- **RECORDS FOR THIS EXERCISE**

↓

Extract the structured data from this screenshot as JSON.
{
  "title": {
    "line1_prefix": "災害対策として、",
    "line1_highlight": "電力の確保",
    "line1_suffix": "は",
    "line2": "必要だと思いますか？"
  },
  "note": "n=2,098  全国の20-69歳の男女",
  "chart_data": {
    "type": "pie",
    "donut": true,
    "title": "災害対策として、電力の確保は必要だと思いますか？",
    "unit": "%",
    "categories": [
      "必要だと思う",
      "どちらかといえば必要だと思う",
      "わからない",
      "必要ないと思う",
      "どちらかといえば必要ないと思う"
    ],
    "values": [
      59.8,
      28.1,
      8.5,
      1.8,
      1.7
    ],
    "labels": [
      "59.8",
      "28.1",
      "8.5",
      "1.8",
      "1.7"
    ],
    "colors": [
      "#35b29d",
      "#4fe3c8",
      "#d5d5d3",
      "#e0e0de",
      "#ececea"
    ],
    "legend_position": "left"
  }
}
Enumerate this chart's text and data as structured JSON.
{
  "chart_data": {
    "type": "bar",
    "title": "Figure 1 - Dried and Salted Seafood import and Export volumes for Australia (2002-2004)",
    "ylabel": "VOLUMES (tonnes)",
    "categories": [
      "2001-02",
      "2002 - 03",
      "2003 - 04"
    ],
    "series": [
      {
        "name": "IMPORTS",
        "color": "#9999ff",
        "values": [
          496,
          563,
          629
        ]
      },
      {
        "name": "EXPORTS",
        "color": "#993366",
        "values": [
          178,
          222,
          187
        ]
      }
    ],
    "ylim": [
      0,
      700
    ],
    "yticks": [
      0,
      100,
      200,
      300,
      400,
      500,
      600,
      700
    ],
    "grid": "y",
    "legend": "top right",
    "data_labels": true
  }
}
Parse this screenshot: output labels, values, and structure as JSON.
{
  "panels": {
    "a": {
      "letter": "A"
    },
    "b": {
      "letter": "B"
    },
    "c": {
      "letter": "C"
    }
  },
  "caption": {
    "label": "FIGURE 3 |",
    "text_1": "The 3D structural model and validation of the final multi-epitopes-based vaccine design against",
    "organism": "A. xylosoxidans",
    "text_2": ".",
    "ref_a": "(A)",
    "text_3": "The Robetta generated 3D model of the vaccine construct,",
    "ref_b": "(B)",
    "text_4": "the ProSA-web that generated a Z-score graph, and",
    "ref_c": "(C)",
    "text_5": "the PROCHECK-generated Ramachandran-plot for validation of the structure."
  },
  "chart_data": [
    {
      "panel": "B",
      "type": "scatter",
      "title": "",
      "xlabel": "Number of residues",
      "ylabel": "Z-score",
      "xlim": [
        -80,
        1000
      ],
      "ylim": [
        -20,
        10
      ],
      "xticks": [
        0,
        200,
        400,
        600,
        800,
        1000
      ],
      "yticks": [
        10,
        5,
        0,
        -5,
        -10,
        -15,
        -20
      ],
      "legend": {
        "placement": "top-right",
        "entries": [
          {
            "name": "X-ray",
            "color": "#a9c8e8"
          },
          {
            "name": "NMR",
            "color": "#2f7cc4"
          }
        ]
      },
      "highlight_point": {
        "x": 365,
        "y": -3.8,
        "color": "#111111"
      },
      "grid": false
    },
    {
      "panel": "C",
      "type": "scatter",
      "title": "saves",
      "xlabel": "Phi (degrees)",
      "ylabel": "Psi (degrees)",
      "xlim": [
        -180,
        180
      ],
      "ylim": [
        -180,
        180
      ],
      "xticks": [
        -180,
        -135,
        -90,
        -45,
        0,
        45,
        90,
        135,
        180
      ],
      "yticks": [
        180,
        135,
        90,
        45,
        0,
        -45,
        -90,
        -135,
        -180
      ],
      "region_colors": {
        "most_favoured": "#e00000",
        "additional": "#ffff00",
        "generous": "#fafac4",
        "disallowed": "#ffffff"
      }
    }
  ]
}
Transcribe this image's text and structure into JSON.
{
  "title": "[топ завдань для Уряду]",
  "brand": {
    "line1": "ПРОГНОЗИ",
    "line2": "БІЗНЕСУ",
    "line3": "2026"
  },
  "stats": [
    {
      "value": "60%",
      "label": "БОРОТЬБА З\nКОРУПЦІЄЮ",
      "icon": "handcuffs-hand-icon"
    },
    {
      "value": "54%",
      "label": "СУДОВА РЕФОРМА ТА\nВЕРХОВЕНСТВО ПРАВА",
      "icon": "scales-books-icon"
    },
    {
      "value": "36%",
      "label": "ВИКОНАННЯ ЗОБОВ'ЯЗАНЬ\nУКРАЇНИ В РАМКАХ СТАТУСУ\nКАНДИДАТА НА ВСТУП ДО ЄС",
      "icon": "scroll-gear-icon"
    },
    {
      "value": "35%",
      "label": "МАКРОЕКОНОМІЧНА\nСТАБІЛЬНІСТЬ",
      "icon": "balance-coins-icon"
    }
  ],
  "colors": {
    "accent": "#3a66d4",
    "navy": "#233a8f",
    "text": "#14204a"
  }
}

↑

Pull every line containing "degrees" out of the data above.

- **TASK ANSWER**
      "xlabel": "Phi (degrees)",
      "ylabel": "Psi (degrees)",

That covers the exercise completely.